### Angezeigter Text

-----

Steigen Düsseldorfer beim TV ein?
DÜSSELDORF/TRIER. Die Anzeichen mehren sich, dass die Saarbrücker Zeitungsgruppe schon bald von der Rheinischen Post übernommen werden könnte. Die Düsseldorfer hätten dann indirekt auch das Sagen beim Trierischen Volksfreund.
Nach Berichten mehrerer Medien und Branchendienste will die Zeitungsgruppe vom Rhein die Mehrheit an dem saarländischen Verlagshaus übernehmen. Zu diesem zählen neben der Saarbrücker Zeitung und dem TV auch noch die Lausitzer Rundschau, der Pfälzische Merkur sowie der Übersetzungsdienst Euroscript; der Volksfreund ist eine 100-prozentige Tochter der Saarländer. Ende Mai hatte die Verlagsgruppe Holtzbrinck mitgeteilt, sich schrittweise von den Saarbrückern trennen zu wollen (wir berichteten). 52 Prozent hielten die Stuttgarter an dem Unternehmen.

-----

### Zu lösende Aufgaben
(1) Gib den Abschnitt des Artikels über die Saarbrücker Zeitungsgruppe zwischen "DÜSSELDORF/TRIER. Die Anzeichen" und "an dem Unternehmen." einschließlich wieder und ersetze dabei "Holtzbrinck" durch "Burda".
(2) Setze den Artikel über die Saarbrücker Zeitungsgruppe im Anschluss an seinen letzten Satz fort.
Die Einträge stehen in keinem Zusammenhang mit dem Artikel über die Saarbrücker Zeitungsgruppe.

### Ausgewählte Einträge

-----

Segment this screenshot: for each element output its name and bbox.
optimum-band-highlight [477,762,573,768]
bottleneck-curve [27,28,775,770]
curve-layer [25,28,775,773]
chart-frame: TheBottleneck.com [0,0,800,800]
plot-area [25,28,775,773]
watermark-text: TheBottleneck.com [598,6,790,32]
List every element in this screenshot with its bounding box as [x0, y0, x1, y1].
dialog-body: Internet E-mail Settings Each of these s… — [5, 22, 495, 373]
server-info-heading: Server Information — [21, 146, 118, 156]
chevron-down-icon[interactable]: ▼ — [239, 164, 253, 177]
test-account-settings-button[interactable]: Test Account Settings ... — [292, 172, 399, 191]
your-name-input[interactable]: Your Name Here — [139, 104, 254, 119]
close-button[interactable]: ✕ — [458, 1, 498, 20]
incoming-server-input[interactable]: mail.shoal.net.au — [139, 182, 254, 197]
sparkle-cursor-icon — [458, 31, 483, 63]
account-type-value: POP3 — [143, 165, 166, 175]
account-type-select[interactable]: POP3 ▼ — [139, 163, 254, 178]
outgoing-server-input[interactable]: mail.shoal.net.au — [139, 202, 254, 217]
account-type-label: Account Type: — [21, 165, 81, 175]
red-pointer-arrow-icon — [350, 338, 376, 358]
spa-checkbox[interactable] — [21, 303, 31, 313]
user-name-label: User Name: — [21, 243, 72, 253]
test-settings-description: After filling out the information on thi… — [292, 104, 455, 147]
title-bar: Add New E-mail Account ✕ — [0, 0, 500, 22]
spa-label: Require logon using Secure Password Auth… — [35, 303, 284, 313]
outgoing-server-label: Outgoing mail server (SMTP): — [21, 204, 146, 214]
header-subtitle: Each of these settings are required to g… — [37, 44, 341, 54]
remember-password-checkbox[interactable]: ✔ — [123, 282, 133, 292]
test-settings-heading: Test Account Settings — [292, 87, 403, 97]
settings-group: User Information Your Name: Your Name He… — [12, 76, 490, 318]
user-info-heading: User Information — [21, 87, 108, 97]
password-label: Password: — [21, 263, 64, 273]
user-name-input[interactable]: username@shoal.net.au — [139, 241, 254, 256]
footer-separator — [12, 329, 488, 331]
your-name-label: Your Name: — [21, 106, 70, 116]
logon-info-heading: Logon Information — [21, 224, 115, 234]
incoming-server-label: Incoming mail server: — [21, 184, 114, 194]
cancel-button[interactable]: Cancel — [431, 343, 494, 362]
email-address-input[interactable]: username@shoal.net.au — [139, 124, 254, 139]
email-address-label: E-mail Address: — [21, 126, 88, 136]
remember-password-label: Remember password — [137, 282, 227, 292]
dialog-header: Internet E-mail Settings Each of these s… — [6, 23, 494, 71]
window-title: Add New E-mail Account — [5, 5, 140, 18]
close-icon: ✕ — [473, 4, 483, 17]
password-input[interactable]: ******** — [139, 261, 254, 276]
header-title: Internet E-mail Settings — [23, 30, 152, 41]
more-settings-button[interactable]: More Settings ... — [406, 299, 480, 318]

-----

### Antworten in Reihenfolge
(1)
DÜSSELDORF/TRIER. Die Anzeichen mehren sich, dass die Saarbrücker Zeitungsgruppe schon bald von der Rheinischen Post übernommen werden könnte. Die Düsseldorfer hätten dann indirekt auch das Sagen beim Trierischen Volksfreund.
Nach Berichten mehrerer Medien und Branchendienste will die Zeitungsgruppe vom Rhein die Mehrheit an dem saarländischen Verlagshaus übernehmen. Zu diesem zählen neben der Saarbrücker Zeitung und dem TV auch noch die Lausitzer Rundschau, der Pfälzische Merkur sowie der Übersetzungsdienst Euroscript; der Volksfreund ist eine 100-prozentige Tochter der Saarländer. Ende Mai hatte die Verlagsgruppe Burda mitgeteilt, sich schrittweise von den Saarbrückern trennen zu wollen (wir berichteten). 52 Prozent hielten die Stuttgarter an dem Unternehmen.

(2)
Die von den parteinahen Stiftungen von CDU, SPD und FDP im Saarland getragene „Gesellschaft für staatsbürgerliche Bildung Saar“ (GSB), die bereits über einen Anteil von 26 Prozent verfügte, sollte diesen bis 2014 auf annähernd 80 Prozent aufstocken. Doch dazu wird es nun aller Voraussicht nach nicht mehr kommen, denn angeblich hat die Rheinische Post in Düsseldorf ihr Interesse an einer Übernahme der Saarbrücker signalisiert. Das Düsseldorfer Blatt genießt in der Branche einen guten Ruf und zählt mit einer verkauften Auflage von rund 340.000 Exemplaren zu den auflagenstärksten Regionalzeitungen Deutschlands.